— Begin —

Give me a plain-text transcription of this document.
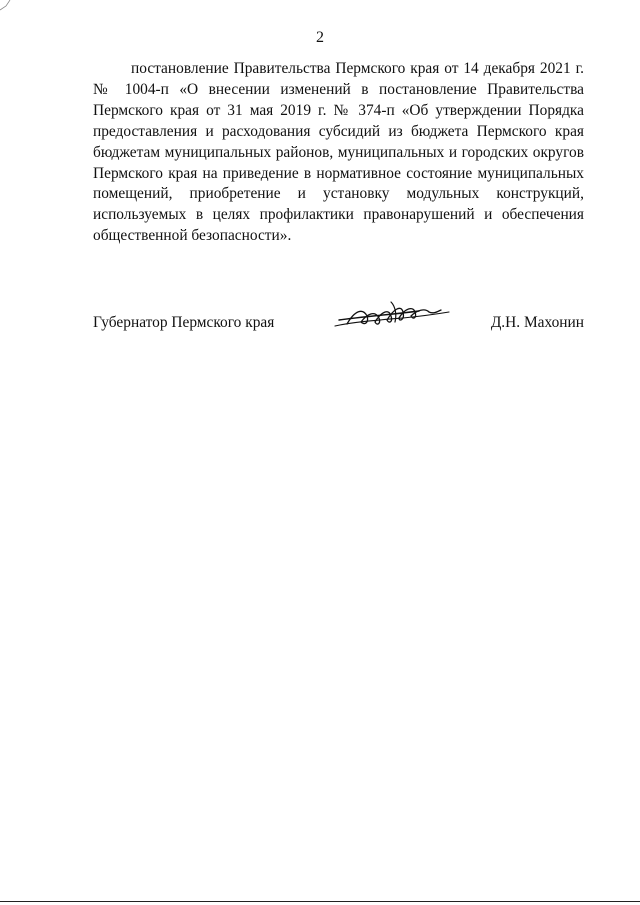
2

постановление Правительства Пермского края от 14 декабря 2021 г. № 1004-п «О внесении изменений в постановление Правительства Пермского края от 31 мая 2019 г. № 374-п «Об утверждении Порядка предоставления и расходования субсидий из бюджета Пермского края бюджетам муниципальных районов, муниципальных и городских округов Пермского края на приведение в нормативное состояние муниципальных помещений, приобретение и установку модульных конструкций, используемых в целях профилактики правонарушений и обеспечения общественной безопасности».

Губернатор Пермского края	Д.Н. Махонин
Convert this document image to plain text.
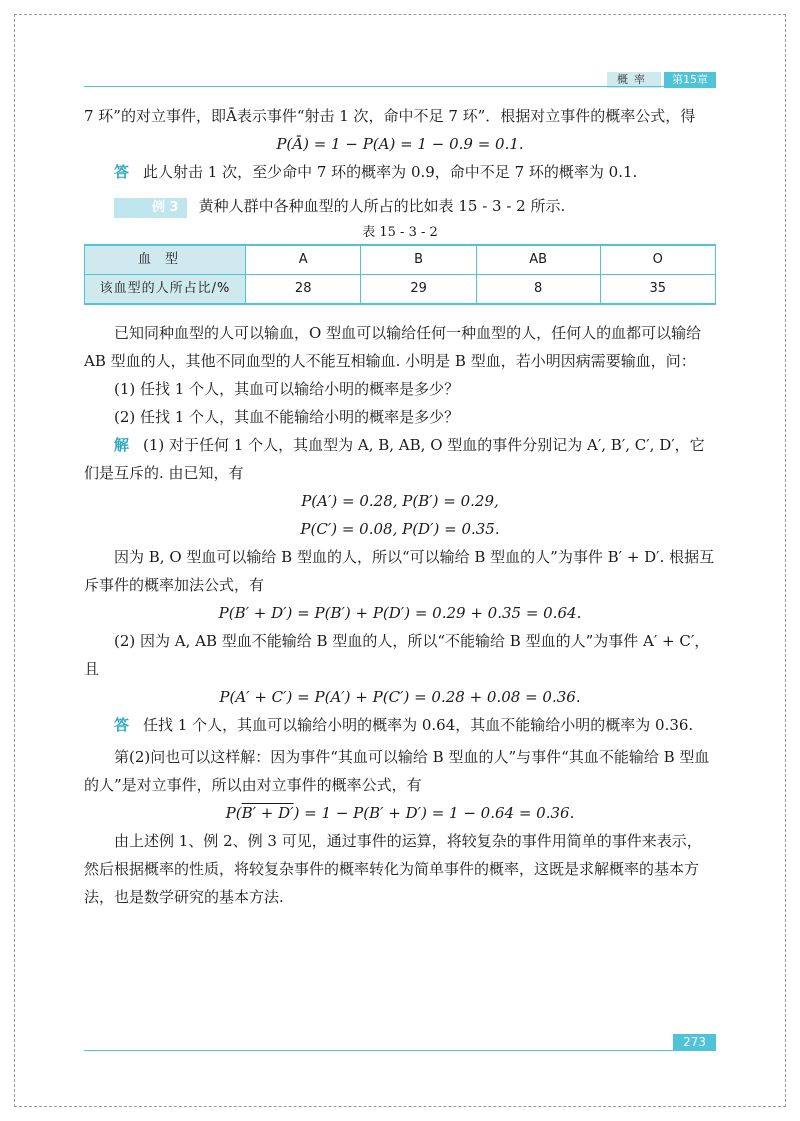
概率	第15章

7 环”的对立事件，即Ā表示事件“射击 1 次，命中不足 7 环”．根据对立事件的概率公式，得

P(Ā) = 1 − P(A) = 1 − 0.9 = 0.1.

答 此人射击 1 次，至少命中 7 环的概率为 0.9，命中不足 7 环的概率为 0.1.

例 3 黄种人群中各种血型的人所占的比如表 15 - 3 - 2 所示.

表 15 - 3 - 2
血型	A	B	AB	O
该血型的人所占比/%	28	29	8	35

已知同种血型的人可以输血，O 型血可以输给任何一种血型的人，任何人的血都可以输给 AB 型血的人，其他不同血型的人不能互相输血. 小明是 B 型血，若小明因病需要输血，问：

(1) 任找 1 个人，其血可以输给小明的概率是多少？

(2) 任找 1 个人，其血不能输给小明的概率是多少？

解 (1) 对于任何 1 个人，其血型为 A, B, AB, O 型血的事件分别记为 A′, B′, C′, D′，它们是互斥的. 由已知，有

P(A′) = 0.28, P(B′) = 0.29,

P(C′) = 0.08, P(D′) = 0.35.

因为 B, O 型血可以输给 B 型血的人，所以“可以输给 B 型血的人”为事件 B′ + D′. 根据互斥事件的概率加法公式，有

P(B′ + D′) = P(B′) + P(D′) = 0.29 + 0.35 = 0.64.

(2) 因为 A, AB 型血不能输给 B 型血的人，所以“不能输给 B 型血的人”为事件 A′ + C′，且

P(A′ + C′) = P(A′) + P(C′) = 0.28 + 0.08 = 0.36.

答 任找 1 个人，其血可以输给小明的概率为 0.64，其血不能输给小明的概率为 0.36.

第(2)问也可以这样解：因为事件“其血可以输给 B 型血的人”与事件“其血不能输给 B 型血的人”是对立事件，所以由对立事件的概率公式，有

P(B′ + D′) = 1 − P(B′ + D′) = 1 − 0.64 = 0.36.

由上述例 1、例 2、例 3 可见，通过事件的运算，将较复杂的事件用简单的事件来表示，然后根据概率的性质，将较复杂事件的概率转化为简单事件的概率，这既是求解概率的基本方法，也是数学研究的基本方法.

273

— End —

### Exercise
Copy the listing exactly. Any image in it stays out of the copy.

### Written answer
Give me a plain-text transcription of this document.
2

постановление Правительства Пермского края от 14 декабря 2021 г. № 1004-п «О внесении изменений в постановление Правительства Пермского края от 31 мая 2019 г. № 374-п «Об утверждении Порядка предоставления и расходования субсидий из бюджета Пермского края бюджетам муниципальных районов, муниципальных и городских округов Пермского края на приведение в нормативное состояние муниципальных помещений, приобретение и установку модульных конструкций, используемых в целях профилактики правонарушений и обеспечения общественной безопасности».

Губернатор Пермского края	Д.Н. Махонин
Convert this document image to plain text.
概率	第15章

7 环”的对立事件，即Ā表示事件“射击 1 次，命中不足 7 环”．根据对立事件的概率公式，得

P(Ā) = 1 − P(A) = 1 − 0.9 = 0.1.

答 此人射击 1 次，至少命中 7 环的概率为 0.9，命中不足 7 环的概率为 0.1.

例 3 黄种人群中各种血型的人所占的比如表 15 - 3 - 2 所示.

表 15 - 3 - 2
血型	A	B	AB	O
该血型的人所占比/%	28	29	8	35

已知同种血型的人可以输血，O 型血可以输给任何一种血型的人，任何人的血都可以输给 AB 型血的人，其他不同血型的人不能互相输血. 小明是 B 型血，若小明因病需要输血，问：

(1) 任找 1 个人，其血可以输给小明的概率是多少？

(2) 任找 1 个人，其血不能输给小明的概率是多少？

解 (1) 对于任何 1 个人，其血型为 A, B, AB, O 型血的事件分别记为 A′, B′, C′, D′，它们是互斥的. 由已知，有

P(A′) = 0.28, P(B′) = 0.29,

P(C′) = 0.08, P(D′) = 0.35.

因为 B, O 型血可以输给 B 型血的人，所以“可以输给 B 型血的人”为事件 B′ + D′. 根据互斥事件的概率加法公式，有

P(B′ + D′) = P(B′) + P(D′) = 0.29 + 0.35 = 0.64.

(2) 因为 A, AB 型血不能输给 B 型血的人，所以“不能输给 B 型血的人”为事件 A′ + C′，且

P(A′ + C′) = P(A′) + P(C′) = 0.28 + 0.08 = 0.36.

答 任找 1 个人，其血可以输给小明的概率为 0.64，其血不能输给小明的概率为 0.36.

第(2)问也可以这样解：因为事件“其血可以输给 B 型血的人”与事件“其血不能输给 B 型血的人”是对立事件，所以由对立事件的概率公式，有

P(B′ + D′) = 1 − P(B′ + D′) = 1 − 0.64 = 0.36.

由上述例 1、例 2、例 3 可见，通过事件的运算，将较复杂的事件用简单的事件来表示，然后根据概率的性质，将较复杂事件的概率转化为简单事件的概率，这既是求解概率的基本方法，也是数学研究的基本方法.

273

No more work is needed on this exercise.